# Aim
Show all lines holding "BHIST".

Records from a collection
● ● ●

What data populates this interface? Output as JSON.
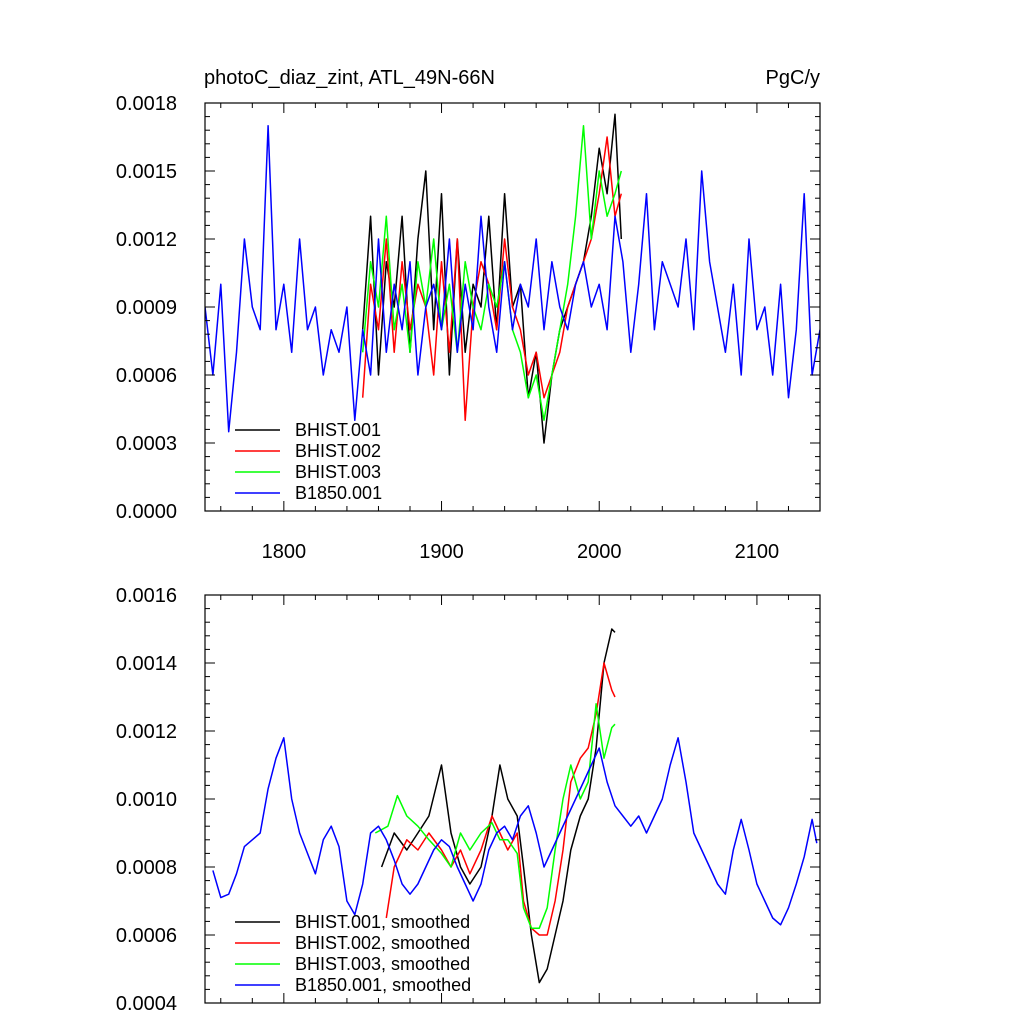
{
  "chart_data": [
    {
      "type": "line",
      "title": "photoC_diaz_zint, ATL_49N-66N",
      "units": "PgC/y",
      "xlim": [
        1750,
        2140
      ],
      "ylim": [
        0,
        0.0018
      ],
      "x_ticks": [
        1800,
        1900,
        2000,
        2100
      ],
      "x_tick_labels": [
        "1800",
        "1900",
        "2000",
        "2100"
      ],
      "y_ticks": [
        0,
        0.0003,
        0.0006,
        0.0009,
        0.0012,
        0.0015,
        0.0018
      ],
      "y_tick_labels": [
        "0.0000",
        "0.0003",
        "0.0006",
        "0.0009",
        "0.0012",
        "0.0015",
        "0.0018"
      ],
      "legend_position": "bottom-left",
      "series": [
        {
          "name": "BHIST.001",
          "color": "#000000",
          "x": [
            1850,
            1855,
            1860,
            1865,
            1870,
            1875,
            1880,
            1885,
            1890,
            1895,
            1900,
            1905,
            1910,
            1915,
            1920,
            1925,
            1930,
            1935,
            1940,
            1945,
            1950,
            1955,
            1960,
            1965,
            1970,
            1975,
            1980,
            1985,
            1990,
            1995,
            2000,
            2005,
            2010,
            2014
          ],
          "values": [
            0.0008,
            0.0013,
            0.0006,
            0.0011,
            0.0009,
            0.0013,
            0.0007,
            0.0012,
            0.0015,
            0.0008,
            0.0014,
            0.0006,
            0.0012,
            0.0007,
            0.001,
            0.0009,
            0.0013,
            0.0008,
            0.0014,
            0.0009,
            0.001,
            0.0005,
            0.0007,
            0.0003,
            0.0006,
            0.0008,
            0.0009,
            0.001,
            0.0011,
            0.0013,
            0.0016,
            0.0014,
            0.00175,
            0.0012
          ]
        },
        {
          "name": "BHIST.002",
          "color": "#ff0000",
          "x": [
            1850,
            1855,
            1860,
            1865,
            1870,
            1875,
            1880,
            1885,
            1890,
            1895,
            1900,
            1905,
            1910,
            1915,
            1920,
            1925,
            1930,
            1935,
            1940,
            1945,
            1950,
            1955,
            1960,
            1965,
            1970,
            1975,
            1980,
            1985,
            1990,
            1995,
            2000,
            2005,
            2010,
            2014
          ],
          "values": [
            0.0005,
            0.001,
            0.0008,
            0.0012,
            0.0007,
            0.0011,
            0.0008,
            0.001,
            0.0009,
            0.0006,
            0.0011,
            0.0007,
            0.0012,
            0.0004,
            0.0009,
            0.0011,
            0.001,
            0.0008,
            0.0012,
            0.0009,
            0.0008,
            0.0006,
            0.0007,
            0.0005,
            0.0006,
            0.0007,
            0.0009,
            0.001,
            0.0011,
            0.0012,
            0.0014,
            0.00165,
            0.0013,
            0.0014
          ]
        },
        {
          "name": "BHIST.003",
          "color": "#00ff00",
          "x": [
            1850,
            1855,
            1860,
            1865,
            1870,
            1875,
            1880,
            1885,
            1890,
            1895,
            1900,
            1905,
            1910,
            1915,
            1920,
            1925,
            1930,
            1935,
            1940,
            1945,
            1950,
            1955,
            1960,
            1965,
            1970,
            1975,
            1980,
            1985,
            1990,
            1995,
            2000,
            2005,
            2010,
            2014
          ],
          "values": [
            0.0007,
            0.0011,
            0.0009,
            0.0013,
            0.0008,
            0.001,
            0.0007,
            0.0011,
            0.0009,
            0.0012,
            0.0008,
            0.001,
            0.0007,
            0.0011,
            0.0009,
            0.0008,
            0.001,
            0.0009,
            0.0011,
            0.0008,
            0.0007,
            0.0005,
            0.0006,
            0.0004,
            0.0006,
            0.0008,
            0.001,
            0.0013,
            0.0017,
            0.0012,
            0.0015,
            0.0013,
            0.0014,
            0.0015
          ]
        },
        {
          "name": "B1850.001",
          "color": "#0000ff",
          "x": [
            1750,
            1755,
            1760,
            1765,
            1770,
            1775,
            1780,
            1785,
            1790,
            1795,
            1800,
            1805,
            1810,
            1815,
            1820,
            1825,
            1830,
            1835,
            1840,
            1845,
            1850,
            1855,
            1860,
            1865,
            1870,
            1875,
            1880,
            1885,
            1890,
            1895,
            1900,
            1905,
            1910,
            1915,
            1920,
            1925,
            1930,
            1935,
            1940,
            1945,
            1950,
            1955,
            1960,
            1965,
            1970,
            1975,
            1980,
            1985,
            1990,
            1995,
            2000,
            2005,
            2010,
            2015,
            2020,
            2025,
            2030,
            2035,
            2040,
            2045,
            2050,
            2055,
            2060,
            2065,
            2070,
            2075,
            2080,
            2085,
            2090,
            2095,
            2100,
            2105,
            2110,
            2115,
            2120,
            2125,
            2130,
            2135,
            2140
          ],
          "values": [
            0.0009,
            0.0006,
            0.001,
            0.00035,
            0.0007,
            0.0012,
            0.0009,
            0.0008,
            0.0017,
            0.0008,
            0.001,
            0.0007,
            0.0012,
            0.0008,
            0.0009,
            0.0006,
            0.0008,
            0.0007,
            0.0009,
            0.0004,
            0.0008,
            0.0006,
            0.0012,
            0.0007,
            0.001,
            0.0008,
            0.0011,
            0.0006,
            0.0009,
            0.001,
            0.0008,
            0.0012,
            0.0007,
            0.001,
            0.0008,
            0.0013,
            0.0009,
            0.0007,
            0.0011,
            0.0008,
            0.001,
            0.0009,
            0.0012,
            0.0008,
            0.0011,
            0.0009,
            0.0008,
            0.001,
            0.0011,
            0.0009,
            0.001,
            0.0008,
            0.0013,
            0.0011,
            0.0007,
            0.001,
            0.0014,
            0.0008,
            0.0011,
            0.001,
            0.0009,
            0.0012,
            0.0008,
            0.0015,
            0.0011,
            0.0009,
            0.0007,
            0.001,
            0.0006,
            0.0012,
            0.0008,
            0.0009,
            0.0006,
            0.001,
            0.0005,
            0.0008,
            0.0014,
            0.0006,
            0.0008
          ]
        }
      ]
    },
    {
      "type": "line",
      "title": "",
      "xlim": [
        1750,
        2140
      ],
      "ylim": [
        0.0004,
        0.0016
      ],
      "x_ticks": [
        1800,
        1900,
        2000,
        2100
      ],
      "y_ticks": [
        0.0004,
        0.0006,
        0.0008,
        0.001,
        0.0012,
        0.0014,
        0.0016
      ],
      "y_tick_labels": [
        "0.0004",
        "0.0006",
        "0.0008",
        "0.0010",
        "0.0012",
        "0.0014",
        "0.0016"
      ],
      "legend_position": "bottom-left",
      "series": [
        {
          "name": "BHIST.001, smoothed",
          "color": "#000000",
          "x": [
            1862,
            1870,
            1878,
            1885,
            1892,
            1900,
            1906,
            1912,
            1918,
            1925,
            1932,
            1937,
            1942,
            1948,
            1952,
            1957,
            1962,
            1967,
            1972,
            1977,
            1982,
            1988,
            1993,
            1998,
            2003,
            2008,
            2010
          ],
          "values": [
            0.0008,
            0.0009,
            0.00085,
            0.0009,
            0.00095,
            0.0011,
            0.0009,
            0.0008,
            0.00075,
            0.0008,
            0.00095,
            0.0011,
            0.001,
            0.00095,
            0.0008,
            0.0006,
            0.00046,
            0.0005,
            0.0006,
            0.0007,
            0.00085,
            0.00095,
            0.001,
            0.00115,
            0.0014,
            0.0015,
            0.00149
          ]
        },
        {
          "name": "BHIST.002, smoothed",
          "color": "#ff0000",
          "x": [
            1865,
            1870,
            1878,
            1885,
            1892,
            1900,
            1906,
            1912,
            1918,
            1925,
            1932,
            1937,
            1942,
            1948,
            1952,
            1957,
            1962,
            1967,
            1972,
            1977,
            1982,
            1988,
            1993,
            1998,
            2003,
            2008,
            2010
          ],
          "values": [
            0.00065,
            0.0008,
            0.00088,
            0.00085,
            0.0009,
            0.00085,
            0.0008,
            0.00085,
            0.00078,
            0.00085,
            0.00095,
            0.0009,
            0.00085,
            0.0009,
            0.0007,
            0.00062,
            0.0006,
            0.0006,
            0.0007,
            0.00085,
            0.00105,
            0.00112,
            0.00115,
            0.00125,
            0.0014,
            0.00132,
            0.0013
          ]
        },
        {
          "name": "BHIST.003, smoothed",
          "color": "#00ff00",
          "x": [
            1858,
            1866,
            1872,
            1878,
            1885,
            1892,
            1900,
            1906,
            1912,
            1918,
            1925,
            1932,
            1937,
            1942,
            1948,
            1952,
            1957,
            1962,
            1967,
            1972,
            1977,
            1982,
            1988,
            1993,
            1998,
            2003,
            2008,
            2010
          ],
          "values": [
            0.0009,
            0.00092,
            0.00101,
            0.00095,
            0.00092,
            0.00088,
            0.00084,
            0.0008,
            0.0009,
            0.00085,
            0.0009,
            0.00093,
            0.00088,
            0.00088,
            0.00084,
            0.00068,
            0.00062,
            0.00062,
            0.00068,
            0.00085,
            0.001,
            0.0011,
            0.001,
            0.00105,
            0.00128,
            0.00112,
            0.00121,
            0.00122
          ]
        },
        {
          "name": "B1850.001, smoothed",
          "color": "#0000ff",
          "x": [
            1755,
            1760,
            1765,
            1770,
            1775,
            1780,
            1785,
            1790,
            1795,
            1800,
            1805,
            1810,
            1815,
            1820,
            1825,
            1830,
            1835,
            1840,
            1845,
            1850,
            1855,
            1860,
            1865,
            1870,
            1875,
            1880,
            1885,
            1890,
            1895,
            1900,
            1905,
            1910,
            1915,
            1920,
            1925,
            1930,
            1935,
            1940,
            1945,
            1950,
            1955,
            1960,
            1965,
            1970,
            1975,
            1980,
            1985,
            1990,
            1995,
            2000,
            2005,
            2010,
            2015,
            2020,
            2025,
            2030,
            2035,
            2040,
            2045,
            2050,
            2055,
            2060,
            2065,
            2070,
            2075,
            2080,
            2085,
            2090,
            2095,
            2100,
            2105,
            2110,
            2115,
            2120,
            2125,
            2130,
            2135,
            2138
          ],
          "values": [
            0.00079,
            0.00071,
            0.00072,
            0.00078,
            0.00086,
            0.00088,
            0.0009,
            0.00103,
            0.00112,
            0.00118,
            0.001,
            0.0009,
            0.00084,
            0.00078,
            0.00088,
            0.00092,
            0.00086,
            0.0007,
            0.00066,
            0.00075,
            0.0009,
            0.00092,
            0.00088,
            0.00082,
            0.00075,
            0.00072,
            0.00075,
            0.0008,
            0.00085,
            0.00088,
            0.00086,
            0.0008,
            0.00075,
            0.0007,
            0.00075,
            0.00085,
            0.0009,
            0.00092,
            0.00088,
            0.00095,
            0.00098,
            0.0009,
            0.0008,
            0.00085,
            0.0009,
            0.00095,
            0.001,
            0.00105,
            0.0011,
            0.00115,
            0.00105,
            0.00098,
            0.00095,
            0.00092,
            0.00095,
            0.0009,
            0.00095,
            0.001,
            0.0011,
            0.00118,
            0.00105,
            0.0009,
            0.00085,
            0.0008,
            0.00075,
            0.00072,
            0.00085,
            0.00094,
            0.00085,
            0.00075,
            0.0007,
            0.00065,
            0.00063,
            0.00068,
            0.00075,
            0.00083,
            0.00094,
            0.00087
          ]
        }
      ]
    }
  ]
}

● ● ●

# Completed exercise
          "name": "BHIST.001",
          "name": "BHIST.002",
          "name": "BHIST.003",
          "name": "BHIST.001, smoothed",
          "name": "BHIST.002, smoothed",
          "name": "BHIST.003, smoothed",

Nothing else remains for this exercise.